Task details> Recast the material from its first line through the line containing "- empty-slot: [702, 657, 729, 681]", inclusive, as a JSON list of strings, one string per line, leaving out any blank lines.

-- start Dataset content --

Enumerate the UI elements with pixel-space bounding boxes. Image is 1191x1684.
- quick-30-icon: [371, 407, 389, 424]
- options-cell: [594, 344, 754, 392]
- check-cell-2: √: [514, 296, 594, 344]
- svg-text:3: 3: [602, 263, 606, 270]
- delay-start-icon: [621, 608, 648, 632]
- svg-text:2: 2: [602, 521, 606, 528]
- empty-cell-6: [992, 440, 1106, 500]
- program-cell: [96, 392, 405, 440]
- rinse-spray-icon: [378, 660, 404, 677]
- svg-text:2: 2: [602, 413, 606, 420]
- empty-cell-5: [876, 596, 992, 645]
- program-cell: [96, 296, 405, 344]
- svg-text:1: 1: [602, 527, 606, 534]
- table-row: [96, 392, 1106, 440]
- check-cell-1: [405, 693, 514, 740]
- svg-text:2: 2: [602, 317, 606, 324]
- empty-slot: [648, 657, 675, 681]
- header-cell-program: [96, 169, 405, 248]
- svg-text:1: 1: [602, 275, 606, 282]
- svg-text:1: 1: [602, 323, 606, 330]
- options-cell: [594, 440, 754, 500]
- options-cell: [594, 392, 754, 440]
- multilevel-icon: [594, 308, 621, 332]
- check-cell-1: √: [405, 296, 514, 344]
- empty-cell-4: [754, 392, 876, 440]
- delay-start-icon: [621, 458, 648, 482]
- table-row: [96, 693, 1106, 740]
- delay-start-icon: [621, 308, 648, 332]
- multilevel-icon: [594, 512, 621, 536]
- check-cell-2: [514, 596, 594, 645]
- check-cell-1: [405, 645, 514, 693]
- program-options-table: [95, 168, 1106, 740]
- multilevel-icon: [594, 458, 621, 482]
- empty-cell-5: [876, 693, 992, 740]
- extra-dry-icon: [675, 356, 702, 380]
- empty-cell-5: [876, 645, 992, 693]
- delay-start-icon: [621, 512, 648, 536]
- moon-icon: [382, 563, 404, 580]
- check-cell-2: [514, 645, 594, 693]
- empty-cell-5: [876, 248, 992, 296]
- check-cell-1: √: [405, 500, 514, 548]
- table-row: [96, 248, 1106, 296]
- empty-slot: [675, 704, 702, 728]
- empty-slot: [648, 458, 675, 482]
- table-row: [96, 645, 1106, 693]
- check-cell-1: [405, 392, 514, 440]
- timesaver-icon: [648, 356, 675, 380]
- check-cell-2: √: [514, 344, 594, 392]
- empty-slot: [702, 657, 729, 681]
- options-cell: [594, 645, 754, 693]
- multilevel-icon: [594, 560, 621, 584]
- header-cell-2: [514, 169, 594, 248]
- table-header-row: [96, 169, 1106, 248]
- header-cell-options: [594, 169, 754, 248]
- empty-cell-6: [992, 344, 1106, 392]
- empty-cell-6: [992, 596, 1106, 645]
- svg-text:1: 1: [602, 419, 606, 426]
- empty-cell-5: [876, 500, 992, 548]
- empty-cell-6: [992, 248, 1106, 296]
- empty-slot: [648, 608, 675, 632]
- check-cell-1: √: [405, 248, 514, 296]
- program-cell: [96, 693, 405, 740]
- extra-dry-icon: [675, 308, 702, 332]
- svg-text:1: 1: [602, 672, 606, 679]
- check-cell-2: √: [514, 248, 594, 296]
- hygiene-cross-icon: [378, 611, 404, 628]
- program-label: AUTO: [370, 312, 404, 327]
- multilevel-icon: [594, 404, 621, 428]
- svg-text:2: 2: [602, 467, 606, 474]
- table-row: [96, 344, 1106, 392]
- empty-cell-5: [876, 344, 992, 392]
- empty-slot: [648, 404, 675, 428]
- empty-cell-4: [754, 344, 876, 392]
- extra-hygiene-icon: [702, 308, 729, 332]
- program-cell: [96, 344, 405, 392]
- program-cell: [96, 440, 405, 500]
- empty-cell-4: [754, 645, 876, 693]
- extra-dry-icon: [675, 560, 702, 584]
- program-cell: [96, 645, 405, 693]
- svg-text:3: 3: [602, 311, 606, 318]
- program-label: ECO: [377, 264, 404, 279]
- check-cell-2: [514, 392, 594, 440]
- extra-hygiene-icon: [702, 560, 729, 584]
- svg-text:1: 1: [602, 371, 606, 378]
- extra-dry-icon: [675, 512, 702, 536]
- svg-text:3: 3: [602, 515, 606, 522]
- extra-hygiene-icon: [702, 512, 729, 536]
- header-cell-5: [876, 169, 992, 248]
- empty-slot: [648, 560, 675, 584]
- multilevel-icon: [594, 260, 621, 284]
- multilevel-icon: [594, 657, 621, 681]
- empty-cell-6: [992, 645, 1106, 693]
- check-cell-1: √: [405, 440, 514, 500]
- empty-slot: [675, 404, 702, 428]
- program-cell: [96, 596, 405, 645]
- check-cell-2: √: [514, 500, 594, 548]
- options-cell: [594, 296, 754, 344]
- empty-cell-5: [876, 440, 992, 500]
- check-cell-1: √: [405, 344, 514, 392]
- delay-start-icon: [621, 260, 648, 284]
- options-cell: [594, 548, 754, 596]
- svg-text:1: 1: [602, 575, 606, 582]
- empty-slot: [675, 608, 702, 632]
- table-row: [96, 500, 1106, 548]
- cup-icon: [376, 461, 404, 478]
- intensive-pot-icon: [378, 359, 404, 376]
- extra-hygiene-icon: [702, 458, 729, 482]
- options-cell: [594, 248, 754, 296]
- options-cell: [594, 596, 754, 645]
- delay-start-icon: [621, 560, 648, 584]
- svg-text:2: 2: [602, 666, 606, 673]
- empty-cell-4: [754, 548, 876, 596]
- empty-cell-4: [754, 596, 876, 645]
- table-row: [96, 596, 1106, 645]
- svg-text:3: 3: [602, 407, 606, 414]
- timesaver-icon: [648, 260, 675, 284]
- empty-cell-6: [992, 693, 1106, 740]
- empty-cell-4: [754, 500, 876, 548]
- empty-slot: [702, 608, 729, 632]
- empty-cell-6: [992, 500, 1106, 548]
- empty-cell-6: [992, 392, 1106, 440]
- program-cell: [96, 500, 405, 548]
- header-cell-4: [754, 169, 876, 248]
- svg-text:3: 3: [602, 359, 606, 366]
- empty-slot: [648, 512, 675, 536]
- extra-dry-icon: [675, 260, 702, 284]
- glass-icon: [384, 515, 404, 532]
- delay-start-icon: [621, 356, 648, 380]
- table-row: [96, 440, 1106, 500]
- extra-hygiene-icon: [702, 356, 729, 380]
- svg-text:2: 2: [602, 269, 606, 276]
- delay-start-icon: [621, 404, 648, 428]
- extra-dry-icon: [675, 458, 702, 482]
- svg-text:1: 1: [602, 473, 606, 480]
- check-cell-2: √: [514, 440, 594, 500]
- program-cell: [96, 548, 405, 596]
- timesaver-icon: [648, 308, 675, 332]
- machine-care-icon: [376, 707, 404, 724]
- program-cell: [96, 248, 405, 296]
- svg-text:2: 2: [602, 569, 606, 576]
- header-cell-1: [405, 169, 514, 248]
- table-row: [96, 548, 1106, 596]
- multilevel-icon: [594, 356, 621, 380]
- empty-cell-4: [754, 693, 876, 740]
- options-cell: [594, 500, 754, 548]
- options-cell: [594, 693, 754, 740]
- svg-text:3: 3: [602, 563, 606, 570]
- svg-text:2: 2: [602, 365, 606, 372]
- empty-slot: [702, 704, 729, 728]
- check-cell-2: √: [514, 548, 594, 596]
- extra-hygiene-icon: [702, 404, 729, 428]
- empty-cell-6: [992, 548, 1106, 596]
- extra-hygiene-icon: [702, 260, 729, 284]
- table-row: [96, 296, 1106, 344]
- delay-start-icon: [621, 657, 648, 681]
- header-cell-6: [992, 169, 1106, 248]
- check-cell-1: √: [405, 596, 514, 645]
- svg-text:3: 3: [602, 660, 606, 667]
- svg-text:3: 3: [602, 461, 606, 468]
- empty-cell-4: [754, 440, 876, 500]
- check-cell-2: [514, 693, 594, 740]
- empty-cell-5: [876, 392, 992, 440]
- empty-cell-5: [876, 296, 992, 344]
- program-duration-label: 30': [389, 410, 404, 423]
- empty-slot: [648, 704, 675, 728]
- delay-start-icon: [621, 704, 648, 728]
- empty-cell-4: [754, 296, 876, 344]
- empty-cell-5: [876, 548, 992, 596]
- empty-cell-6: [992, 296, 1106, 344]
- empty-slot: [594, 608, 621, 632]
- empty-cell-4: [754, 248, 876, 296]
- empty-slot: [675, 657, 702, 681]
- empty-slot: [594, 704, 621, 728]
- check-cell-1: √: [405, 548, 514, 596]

-- end Dataset content --

Exercise solution>
[
  "Enumerate the UI elements with pixel-space bounding boxes. Image is 1191x1684.",
  "- quick-30-icon: [371, 407, 389, 424]",
  "- options-cell: [594, 344, 754, 392]",
  "- check-cell-2: √: [514, 296, 594, 344]",
  "- svg-text:3: 3: [602, 263, 606, 270]",
  "- delay-start-icon: [621, 608, 648, 632]",
  "- svg-text:2: 2: [602, 521, 606, 528]",
  "- empty-cell-6: [992, 440, 1106, 500]",
  "- program-cell: [96, 392, 405, 440]",
  "- rinse-spray-icon: [378, 660, 404, 677]",
  "- svg-text:2: 2: [602, 413, 606, 420]",
  "- empty-cell-5: [876, 596, 992, 645]",
  "- program-cell: [96, 296, 405, 344]",
  "- svg-text:1: 1: [602, 527, 606, 534]",
  "- table-row: [96, 392, 1106, 440]",
  "- check-cell-1: [405, 693, 514, 740]",
  "- svg-text:2: 2: [602, 317, 606, 324]",
  "- empty-slot: [648, 657, 675, 681]",
  "- header-cell-program: [96, 169, 405, 248]",
  "- svg-text:1: 1: [602, 275, 606, 282]",
  "- svg-text:1: 1: [602, 323, 606, 330]",
  "- options-cell: [594, 440, 754, 500]",
  "- options-cell: [594, 392, 754, 440]",
  "- multilevel-icon: [594, 308, 621, 332]",
  "- check-cell-1: √: [405, 296, 514, 344]",
  "- empty-cell-4: [754, 392, 876, 440]",
  "- delay-start-icon: [621, 458, 648, 482]",
  "- table-row: [96, 693, 1106, 740]",
  "- delay-start-icon: [621, 308, 648, 332]",
  "- multilevel-icon: [594, 512, 621, 536]",
  "- check-cell-2: [514, 596, 594, 645]",
  "- check-cell-1: [405, 645, 514, 693]",
  "- program-options-table: [95, 168, 1106, 740]",
  "- multilevel-icon: [594, 458, 621, 482]",
  "- empty-cell-5: [876, 693, 992, 740]",
  "- extra-dry-icon: [675, 356, 702, 380]",
  "- empty-cell-5: [876, 645, 992, 693]",
  "- delay-start-icon: [621, 512, 648, 536]",
  "- moon-icon: [382, 563, 404, 580]",
  "- check-cell-2: [514, 645, 594, 693]",
  "- empty-cell-5: [876, 248, 992, 296]",
  "- check-cell-1: √: [405, 500, 514, 548]",
  "- table-row: [96, 248, 1106, 296]",
  "- empty-slot: [675, 704, 702, 728]",
  "- empty-slot: [648, 458, 675, 482]",
  "- table-row: [96, 645, 1106, 693]",
  "- check-cell-1: [405, 392, 514, 440]",
  "- timesaver-icon: [648, 356, 675, 380]",
  "- check-cell-2: √: [514, 344, 594, 392]",
  "- empty-slot: [702, 657, 729, 681]"
]